### What needs to be done
Copy each line of the data below with the word "Convert".
........
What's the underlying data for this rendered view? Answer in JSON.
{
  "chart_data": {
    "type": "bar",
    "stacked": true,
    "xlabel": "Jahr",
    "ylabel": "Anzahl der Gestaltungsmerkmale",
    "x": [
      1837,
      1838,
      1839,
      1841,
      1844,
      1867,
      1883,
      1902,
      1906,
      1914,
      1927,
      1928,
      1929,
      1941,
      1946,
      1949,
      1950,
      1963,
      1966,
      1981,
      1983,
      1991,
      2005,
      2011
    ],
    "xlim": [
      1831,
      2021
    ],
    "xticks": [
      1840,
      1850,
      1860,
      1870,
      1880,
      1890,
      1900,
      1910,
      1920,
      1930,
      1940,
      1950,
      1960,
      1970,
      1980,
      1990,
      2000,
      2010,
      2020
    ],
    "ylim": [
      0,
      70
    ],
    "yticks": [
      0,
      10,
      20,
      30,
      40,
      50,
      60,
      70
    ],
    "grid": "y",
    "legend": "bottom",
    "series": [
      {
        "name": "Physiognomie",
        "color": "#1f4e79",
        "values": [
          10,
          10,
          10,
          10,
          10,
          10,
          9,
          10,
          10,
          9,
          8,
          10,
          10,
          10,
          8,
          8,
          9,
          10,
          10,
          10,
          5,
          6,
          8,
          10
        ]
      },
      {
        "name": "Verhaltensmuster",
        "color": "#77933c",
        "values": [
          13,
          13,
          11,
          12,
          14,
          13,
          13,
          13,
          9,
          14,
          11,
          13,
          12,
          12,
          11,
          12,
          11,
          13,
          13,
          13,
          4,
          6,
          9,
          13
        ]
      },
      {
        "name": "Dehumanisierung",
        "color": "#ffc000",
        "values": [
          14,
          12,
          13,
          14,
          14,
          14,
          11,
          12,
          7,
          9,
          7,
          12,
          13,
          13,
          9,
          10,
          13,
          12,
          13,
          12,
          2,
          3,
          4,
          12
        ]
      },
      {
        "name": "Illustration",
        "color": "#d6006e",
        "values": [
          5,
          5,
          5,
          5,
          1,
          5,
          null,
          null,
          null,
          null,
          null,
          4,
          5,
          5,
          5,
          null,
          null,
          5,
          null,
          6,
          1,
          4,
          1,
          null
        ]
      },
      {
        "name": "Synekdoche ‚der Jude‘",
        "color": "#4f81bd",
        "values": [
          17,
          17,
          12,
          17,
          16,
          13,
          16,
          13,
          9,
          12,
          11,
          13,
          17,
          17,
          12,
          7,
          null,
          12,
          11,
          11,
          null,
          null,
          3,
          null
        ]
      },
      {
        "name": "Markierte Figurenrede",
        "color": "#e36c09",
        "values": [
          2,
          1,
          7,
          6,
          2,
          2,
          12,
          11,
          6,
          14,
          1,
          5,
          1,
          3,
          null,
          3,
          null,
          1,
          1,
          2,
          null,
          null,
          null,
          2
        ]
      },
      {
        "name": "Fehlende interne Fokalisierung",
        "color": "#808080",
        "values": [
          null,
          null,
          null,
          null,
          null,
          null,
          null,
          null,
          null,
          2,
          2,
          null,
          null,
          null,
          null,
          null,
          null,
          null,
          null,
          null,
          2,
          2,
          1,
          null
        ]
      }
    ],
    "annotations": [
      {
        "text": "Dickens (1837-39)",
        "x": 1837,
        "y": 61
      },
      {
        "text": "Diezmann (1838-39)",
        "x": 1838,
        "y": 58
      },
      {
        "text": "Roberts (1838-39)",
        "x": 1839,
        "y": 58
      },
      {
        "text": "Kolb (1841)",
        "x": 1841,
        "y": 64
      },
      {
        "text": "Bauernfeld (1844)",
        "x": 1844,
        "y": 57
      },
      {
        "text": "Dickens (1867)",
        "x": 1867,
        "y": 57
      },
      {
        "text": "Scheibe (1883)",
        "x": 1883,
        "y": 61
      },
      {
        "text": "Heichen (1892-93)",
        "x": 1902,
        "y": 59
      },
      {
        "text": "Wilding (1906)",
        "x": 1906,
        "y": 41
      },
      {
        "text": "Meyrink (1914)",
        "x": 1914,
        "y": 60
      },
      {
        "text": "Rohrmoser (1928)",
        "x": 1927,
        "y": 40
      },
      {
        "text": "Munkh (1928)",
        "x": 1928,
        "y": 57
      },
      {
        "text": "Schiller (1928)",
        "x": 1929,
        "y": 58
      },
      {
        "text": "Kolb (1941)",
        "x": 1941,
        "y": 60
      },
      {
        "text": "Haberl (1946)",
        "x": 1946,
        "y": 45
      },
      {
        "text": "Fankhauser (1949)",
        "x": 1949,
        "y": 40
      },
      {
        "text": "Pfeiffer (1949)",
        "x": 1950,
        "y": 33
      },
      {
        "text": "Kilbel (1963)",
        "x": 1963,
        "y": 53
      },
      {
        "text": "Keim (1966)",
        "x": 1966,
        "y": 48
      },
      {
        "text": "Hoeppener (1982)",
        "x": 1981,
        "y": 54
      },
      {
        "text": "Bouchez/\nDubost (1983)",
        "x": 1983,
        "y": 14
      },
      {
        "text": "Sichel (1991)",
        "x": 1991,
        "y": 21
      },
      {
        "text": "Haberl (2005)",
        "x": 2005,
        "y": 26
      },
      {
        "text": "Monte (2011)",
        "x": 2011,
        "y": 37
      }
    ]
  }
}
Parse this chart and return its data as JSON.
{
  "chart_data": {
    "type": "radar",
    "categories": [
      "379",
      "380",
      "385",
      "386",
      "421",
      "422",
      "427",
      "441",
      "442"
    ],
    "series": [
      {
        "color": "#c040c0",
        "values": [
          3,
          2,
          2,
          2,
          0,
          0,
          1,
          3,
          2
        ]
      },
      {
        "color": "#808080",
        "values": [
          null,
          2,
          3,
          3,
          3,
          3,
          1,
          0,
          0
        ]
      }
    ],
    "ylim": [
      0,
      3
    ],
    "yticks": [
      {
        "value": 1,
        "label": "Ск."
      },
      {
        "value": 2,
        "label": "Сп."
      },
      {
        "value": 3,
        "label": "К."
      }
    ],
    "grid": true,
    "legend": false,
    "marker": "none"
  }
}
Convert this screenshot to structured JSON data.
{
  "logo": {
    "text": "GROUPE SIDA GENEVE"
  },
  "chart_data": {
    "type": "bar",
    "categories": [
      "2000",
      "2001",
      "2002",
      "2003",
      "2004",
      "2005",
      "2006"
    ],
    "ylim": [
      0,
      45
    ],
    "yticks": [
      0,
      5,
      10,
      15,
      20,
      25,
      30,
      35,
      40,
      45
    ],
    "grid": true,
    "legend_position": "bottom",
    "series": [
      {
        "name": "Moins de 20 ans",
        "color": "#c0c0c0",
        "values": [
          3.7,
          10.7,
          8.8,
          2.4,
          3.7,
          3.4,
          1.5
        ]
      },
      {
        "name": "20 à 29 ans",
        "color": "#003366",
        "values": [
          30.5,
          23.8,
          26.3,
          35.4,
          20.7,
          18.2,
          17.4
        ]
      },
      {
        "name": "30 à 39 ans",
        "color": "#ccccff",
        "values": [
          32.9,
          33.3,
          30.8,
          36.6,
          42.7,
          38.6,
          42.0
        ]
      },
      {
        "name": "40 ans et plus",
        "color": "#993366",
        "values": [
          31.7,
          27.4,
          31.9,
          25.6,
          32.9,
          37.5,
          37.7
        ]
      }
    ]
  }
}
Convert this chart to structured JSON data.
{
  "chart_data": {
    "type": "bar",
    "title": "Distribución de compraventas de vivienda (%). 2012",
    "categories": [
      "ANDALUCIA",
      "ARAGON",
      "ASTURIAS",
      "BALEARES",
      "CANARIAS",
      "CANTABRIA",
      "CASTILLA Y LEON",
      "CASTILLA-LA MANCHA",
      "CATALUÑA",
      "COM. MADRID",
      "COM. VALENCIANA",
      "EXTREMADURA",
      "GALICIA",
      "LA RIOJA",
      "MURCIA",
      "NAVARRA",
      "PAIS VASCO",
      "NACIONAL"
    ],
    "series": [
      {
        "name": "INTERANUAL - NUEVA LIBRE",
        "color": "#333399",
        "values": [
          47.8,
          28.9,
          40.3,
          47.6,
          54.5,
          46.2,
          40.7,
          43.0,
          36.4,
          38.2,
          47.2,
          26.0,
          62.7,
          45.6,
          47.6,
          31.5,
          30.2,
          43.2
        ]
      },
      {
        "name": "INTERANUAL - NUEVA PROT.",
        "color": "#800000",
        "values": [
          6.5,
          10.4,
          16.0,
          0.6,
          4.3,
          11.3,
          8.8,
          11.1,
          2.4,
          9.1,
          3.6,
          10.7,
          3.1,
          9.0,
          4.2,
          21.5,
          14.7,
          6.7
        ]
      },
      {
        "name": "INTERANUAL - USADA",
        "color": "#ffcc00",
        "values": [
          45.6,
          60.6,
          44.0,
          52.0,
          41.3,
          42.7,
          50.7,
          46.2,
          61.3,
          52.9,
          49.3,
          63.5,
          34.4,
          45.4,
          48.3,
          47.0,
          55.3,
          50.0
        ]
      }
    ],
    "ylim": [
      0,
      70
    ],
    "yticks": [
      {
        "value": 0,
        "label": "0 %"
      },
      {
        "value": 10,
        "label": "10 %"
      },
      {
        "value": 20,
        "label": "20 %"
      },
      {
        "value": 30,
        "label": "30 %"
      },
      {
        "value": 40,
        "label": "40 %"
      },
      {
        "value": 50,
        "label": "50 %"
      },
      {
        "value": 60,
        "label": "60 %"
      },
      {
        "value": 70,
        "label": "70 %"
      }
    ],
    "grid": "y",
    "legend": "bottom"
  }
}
........
### Response to this exercise
Convert this screenshot to structured JSON data.
Convert this chart to structured JSON data.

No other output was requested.